- CHALLENGE
Retype the material that follows, keeping every word as it is.

[Data excerpts]
--- start ---

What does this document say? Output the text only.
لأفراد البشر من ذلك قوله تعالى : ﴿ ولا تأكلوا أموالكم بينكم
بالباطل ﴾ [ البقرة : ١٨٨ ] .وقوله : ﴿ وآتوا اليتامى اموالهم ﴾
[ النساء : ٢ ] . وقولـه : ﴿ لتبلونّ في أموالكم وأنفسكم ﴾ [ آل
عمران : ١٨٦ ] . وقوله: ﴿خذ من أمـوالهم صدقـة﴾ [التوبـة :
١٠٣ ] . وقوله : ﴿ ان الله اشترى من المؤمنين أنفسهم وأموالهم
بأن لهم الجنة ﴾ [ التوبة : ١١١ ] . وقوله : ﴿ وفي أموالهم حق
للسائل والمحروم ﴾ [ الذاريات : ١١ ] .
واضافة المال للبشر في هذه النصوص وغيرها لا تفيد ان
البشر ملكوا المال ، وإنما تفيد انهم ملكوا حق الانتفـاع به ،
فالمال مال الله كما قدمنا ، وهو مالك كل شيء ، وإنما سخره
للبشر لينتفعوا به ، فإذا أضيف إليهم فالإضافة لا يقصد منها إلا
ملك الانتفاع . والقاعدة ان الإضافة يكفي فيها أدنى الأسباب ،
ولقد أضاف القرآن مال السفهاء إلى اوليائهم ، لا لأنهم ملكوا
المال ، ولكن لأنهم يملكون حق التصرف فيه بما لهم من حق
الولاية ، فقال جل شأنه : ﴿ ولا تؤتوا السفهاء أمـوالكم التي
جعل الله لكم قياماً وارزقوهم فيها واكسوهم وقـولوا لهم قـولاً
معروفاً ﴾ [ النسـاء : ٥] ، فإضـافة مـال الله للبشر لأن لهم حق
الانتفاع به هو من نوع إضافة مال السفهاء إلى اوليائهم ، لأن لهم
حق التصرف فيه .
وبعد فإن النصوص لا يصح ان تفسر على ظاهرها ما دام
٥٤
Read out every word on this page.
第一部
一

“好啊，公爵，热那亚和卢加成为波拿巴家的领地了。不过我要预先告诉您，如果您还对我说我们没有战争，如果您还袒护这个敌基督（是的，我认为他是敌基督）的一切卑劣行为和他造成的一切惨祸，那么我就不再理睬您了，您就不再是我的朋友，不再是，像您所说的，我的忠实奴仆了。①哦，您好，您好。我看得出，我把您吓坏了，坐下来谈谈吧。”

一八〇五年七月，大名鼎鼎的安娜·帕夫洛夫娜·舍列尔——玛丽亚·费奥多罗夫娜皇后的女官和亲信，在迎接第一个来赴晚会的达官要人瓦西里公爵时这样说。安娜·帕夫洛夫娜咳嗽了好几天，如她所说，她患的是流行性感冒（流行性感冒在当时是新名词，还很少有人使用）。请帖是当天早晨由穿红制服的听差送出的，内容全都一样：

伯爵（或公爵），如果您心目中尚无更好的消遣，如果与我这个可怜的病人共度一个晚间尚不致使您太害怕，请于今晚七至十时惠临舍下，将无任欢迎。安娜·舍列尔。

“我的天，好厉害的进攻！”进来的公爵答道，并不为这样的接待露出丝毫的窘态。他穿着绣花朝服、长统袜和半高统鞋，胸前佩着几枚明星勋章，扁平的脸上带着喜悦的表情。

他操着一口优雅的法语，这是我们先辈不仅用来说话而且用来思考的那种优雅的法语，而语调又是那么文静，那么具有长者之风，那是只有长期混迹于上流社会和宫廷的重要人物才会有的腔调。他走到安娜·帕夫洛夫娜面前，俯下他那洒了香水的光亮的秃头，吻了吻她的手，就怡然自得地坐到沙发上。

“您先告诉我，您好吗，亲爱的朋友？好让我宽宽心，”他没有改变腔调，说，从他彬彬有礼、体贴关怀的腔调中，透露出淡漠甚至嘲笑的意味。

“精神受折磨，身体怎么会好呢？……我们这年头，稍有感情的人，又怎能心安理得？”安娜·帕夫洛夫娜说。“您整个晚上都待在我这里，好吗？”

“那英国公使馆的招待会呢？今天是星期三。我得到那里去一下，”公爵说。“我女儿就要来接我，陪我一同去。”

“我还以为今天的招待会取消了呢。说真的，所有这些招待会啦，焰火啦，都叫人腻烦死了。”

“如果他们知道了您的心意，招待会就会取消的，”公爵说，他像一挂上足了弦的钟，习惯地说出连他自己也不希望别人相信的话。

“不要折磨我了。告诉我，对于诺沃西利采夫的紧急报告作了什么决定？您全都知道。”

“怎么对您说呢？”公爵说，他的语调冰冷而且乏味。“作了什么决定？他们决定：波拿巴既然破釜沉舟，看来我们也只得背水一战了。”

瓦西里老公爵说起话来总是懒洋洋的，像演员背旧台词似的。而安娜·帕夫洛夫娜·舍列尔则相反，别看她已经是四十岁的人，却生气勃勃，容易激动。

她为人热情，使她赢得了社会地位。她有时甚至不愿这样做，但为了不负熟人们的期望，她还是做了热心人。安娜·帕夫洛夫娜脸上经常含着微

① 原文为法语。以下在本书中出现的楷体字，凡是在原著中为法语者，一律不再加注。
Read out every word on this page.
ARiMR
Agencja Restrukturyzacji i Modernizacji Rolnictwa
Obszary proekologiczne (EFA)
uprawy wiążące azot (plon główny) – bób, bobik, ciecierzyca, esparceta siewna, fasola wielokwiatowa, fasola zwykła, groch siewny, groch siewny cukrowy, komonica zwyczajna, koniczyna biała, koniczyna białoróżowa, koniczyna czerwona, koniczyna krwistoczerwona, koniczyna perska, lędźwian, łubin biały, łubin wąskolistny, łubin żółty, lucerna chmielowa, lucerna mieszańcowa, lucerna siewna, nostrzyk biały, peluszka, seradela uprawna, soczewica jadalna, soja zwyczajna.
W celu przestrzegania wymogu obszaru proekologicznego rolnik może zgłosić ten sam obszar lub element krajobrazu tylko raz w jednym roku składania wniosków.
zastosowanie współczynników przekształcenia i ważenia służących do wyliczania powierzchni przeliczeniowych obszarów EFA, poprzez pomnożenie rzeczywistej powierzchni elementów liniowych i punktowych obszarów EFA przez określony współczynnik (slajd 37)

--- end ---

- RESPONSE FOR THIS EXERCISE
What does this document say? Output the text only.
لأفراد البشر من ذلك قوله تعالى : ﴿ ولا تأكلوا أموالكم بينكم
بالباطل ﴾ [ البقرة : ١٨٨ ] .وقوله : ﴿ وآتوا اليتامى اموالهم ﴾
[ النساء : ٢ ] . وقولـه : ﴿ لتبلونّ في أموالكم وأنفسكم ﴾ [ آل
عمران : ١٨٦ ] . وقوله: ﴿خذ من أمـوالهم صدقـة﴾ [التوبـة :
١٠٣ ] . وقوله : ﴿ ان الله اشترى من المؤمنين أنفسهم وأموالهم
بأن لهم الجنة ﴾ [ التوبة : ١١١ ] . وقوله : ﴿ وفي أموالهم حق
للسائل والمحروم ﴾ [ الذاريات : ١١ ] .
واضافة المال للبشر في هذه النصوص وغيرها لا تفيد ان
البشر ملكوا المال ، وإنما تفيد انهم ملكوا حق الانتفـاع به ،
فالمال مال الله كما قدمنا ، وهو مالك كل شيء ، وإنما سخره
للبشر لينتفعوا به ، فإذا أضيف إليهم فالإضافة لا يقصد منها إلا
ملك الانتفاع . والقاعدة ان الإضافة يكفي فيها أدنى الأسباب ،
ولقد أضاف القرآن مال السفهاء إلى اوليائهم ، لا لأنهم ملكوا
المال ، ولكن لأنهم يملكون حق التصرف فيه بما لهم من حق
الولاية ، فقال جل شأنه : ﴿ ولا تؤتوا السفهاء أمـوالكم التي
جعل الله لكم قياماً وارزقوهم فيها واكسوهم وقـولوا لهم قـولاً
معروفاً ﴾ [ النسـاء : ٥] ، فإضـافة مـال الله للبشر لأن لهم حق
الانتفاع به هو من نوع إضافة مال السفهاء إلى اوليائهم ، لأن لهم
حق التصرف فيه .
وبعد فإن النصوص لا يصح ان تفسر على ظاهرها ما دام
٥٤
Read out every word on this page.
第一部
一

“好啊，公爵，热那亚和卢加成为波拿巴家的领地了。不过我要预先告诉您，如果您还对我说我们没有战争，如果您还袒护这个敌基督（是的，我认为他是敌基督）的一切卑劣行为和他造成的一切惨祸，那么我就不再理睬您了，您就不再是我的朋友，不再是，像您所说的，我的忠实奴仆了。①哦，您好，您好。我看得出，我把您吓坏了，坐下来谈谈吧。”

一八〇五年七月，大名鼎鼎的安娜·帕夫洛夫娜·舍列尔——玛丽亚·费奥多罗夫娜皇后的女官和亲信，在迎接第一个来赴晚会的达官要人瓦西里公爵时这样说。安娜·帕夫洛夫娜咳嗽了好几天，如她所说，她患的是流行性感冒（流行性感冒在当时是新名词，还很少有人使用）。请帖是当天早晨由穿红制服的听差送出的，内容全都一样：

伯爵（或公爵），如果您心目中尚无更好的消遣，如果与我这个可怜的病人共度一个晚间尚不致使您太害怕，请于今晚七至十时惠临舍下，将无任欢迎。安娜·舍列尔。

“我的天，好厉害的进攻！”进来的公爵答道，并不为这样的接待露出丝毫的窘态。他穿着绣花朝服、长统袜和半高统鞋，胸前佩着几枚明星勋章，扁平的脸上带着喜悦的表情。

他操着一口优雅的法语，这是我们先辈不仅用来说话而且用来思考的那种优雅的法语，而语调又是那么文静，那么具有长者之风，那是只有长期混迹于上流社会和宫廷的重要人物才会有的腔调。他走到安娜·帕夫洛夫娜面前，俯下他那洒了香水的光亮的秃头，吻了吻她的手，就怡然自得地坐到沙发上。

“您先告诉我，您好吗，亲爱的朋友？好让我宽宽心，”他没有改变腔调，说，从他彬彬有礼、体贴关怀的腔调中，透露出淡漠甚至嘲笑的意味。

“精神受折磨，身体怎么会好呢？……我们这年头，稍有感情的人，又怎能心安理得？”安娜·帕夫洛夫娜说。“您整个晚上都待在我这里，好吗？”

“那英国公使馆的招待会呢？今天是星期三。我得到那里去一下，”公爵说。“我女儿就要来接我，陪我一同去。”

“我还以为今天的招待会取消了呢。说真的，所有这些招待会啦，焰火啦，都叫人腻烦死了。”

“如果他们知道了您的心意，招待会就会取消的，”公爵说，他像一挂上足了弦的钟，习惯地说出连他自己也不希望别人相信的话。

“不要折磨我了。告诉我，对于诺沃西利采夫的紧急报告作了什么决定？您全都知道。”

“怎么对您说呢？”公爵说，他的语调冰冷而且乏味。“作了什么决定？他们决定：波拿巴既然破釜沉舟，看来我们也只得背水一战了。”

瓦西里老公爵说起话来总是懒洋洋的，像演员背旧台词似的。而安娜·帕夫洛夫娜·舍列尔则相反，别看她已经是四十岁的人，却生气勃勃，容易激动。

她为人热情，使她赢得了社会地位。她有时甚至不愿这样做，但为了不负熟人们的期望，她还是做了热心人。安娜·帕夫洛夫娜脸上经常含着微

① 原文为法语。以下在本书中出现的楷体字，凡是在原著中为法语者，一律不再加注。
Read out every word on this page.
ARiMR
Agencja Restrukturyzacji i Modernizacji Rolnictwa
Obszary proekologiczne (EFA)
uprawy wiążące azot (plon główny) – bób, bobik, ciecierzyca, esparceta siewna, fasola wielokwiatowa, fasola zwykła, groch siewny, groch siewny cukrowy, komonica zwyczajna, koniczyna biała, koniczyna białoróżowa, koniczyna czerwona, koniczyna krwistoczerwona, koniczyna perska, lędźwian, łubin biały, łubin wąskolistny, łubin żółty, lucerna chmielowa, lucerna mieszańcowa, lucerna siewna, nostrzyk biały, peluszka, seradela uprawna, soczewica jadalna, soja zwyczajna.
W celu przestrzegania wymogu obszaru proekologicznego rolnik może zgłosić ten sam obszar lub element krajobrazu tylko raz w jednym roku składania wniosków.
zastosowanie współczynników przekształcenia i ważenia służących do wyliczania powierzchni przeliczeniowych obszarów EFA, poprzez pomnożenie rzeczywistej powierzchni elementów liniowych i punktowych obszarów EFA przez określony współczynnik (slajd 37)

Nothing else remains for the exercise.